= Provided entries =
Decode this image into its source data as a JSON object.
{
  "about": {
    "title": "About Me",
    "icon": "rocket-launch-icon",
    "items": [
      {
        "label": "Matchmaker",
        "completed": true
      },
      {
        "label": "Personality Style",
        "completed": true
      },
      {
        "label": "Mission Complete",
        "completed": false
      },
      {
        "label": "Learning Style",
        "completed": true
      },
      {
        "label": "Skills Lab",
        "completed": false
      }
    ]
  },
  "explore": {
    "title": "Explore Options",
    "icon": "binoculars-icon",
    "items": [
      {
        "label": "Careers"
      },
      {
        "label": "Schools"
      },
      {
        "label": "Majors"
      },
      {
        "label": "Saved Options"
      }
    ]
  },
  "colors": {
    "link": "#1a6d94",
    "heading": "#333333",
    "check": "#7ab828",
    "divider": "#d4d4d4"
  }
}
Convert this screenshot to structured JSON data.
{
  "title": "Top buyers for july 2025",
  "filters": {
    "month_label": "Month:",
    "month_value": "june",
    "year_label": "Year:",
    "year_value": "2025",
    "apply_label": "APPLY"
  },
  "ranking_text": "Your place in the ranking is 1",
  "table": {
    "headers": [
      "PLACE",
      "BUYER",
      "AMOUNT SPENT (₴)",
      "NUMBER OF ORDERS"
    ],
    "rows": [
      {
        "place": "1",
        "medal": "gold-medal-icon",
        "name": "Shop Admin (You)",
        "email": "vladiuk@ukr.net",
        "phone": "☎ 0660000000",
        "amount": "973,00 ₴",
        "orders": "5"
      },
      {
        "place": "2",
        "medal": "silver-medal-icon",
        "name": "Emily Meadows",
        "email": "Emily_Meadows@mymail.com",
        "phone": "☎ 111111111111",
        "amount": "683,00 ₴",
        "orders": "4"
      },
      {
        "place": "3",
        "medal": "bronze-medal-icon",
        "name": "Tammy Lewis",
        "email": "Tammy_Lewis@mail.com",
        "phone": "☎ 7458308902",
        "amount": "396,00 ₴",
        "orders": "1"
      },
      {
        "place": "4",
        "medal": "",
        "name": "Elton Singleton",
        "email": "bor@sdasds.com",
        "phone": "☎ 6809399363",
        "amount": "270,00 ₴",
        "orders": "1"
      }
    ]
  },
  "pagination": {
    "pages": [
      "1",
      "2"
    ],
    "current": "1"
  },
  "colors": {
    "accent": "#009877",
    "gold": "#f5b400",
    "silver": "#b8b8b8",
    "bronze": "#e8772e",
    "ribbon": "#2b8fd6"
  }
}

= Required work =
Only the number is needed here: how many lines of the records contain "silver"?

= Exercise result =
2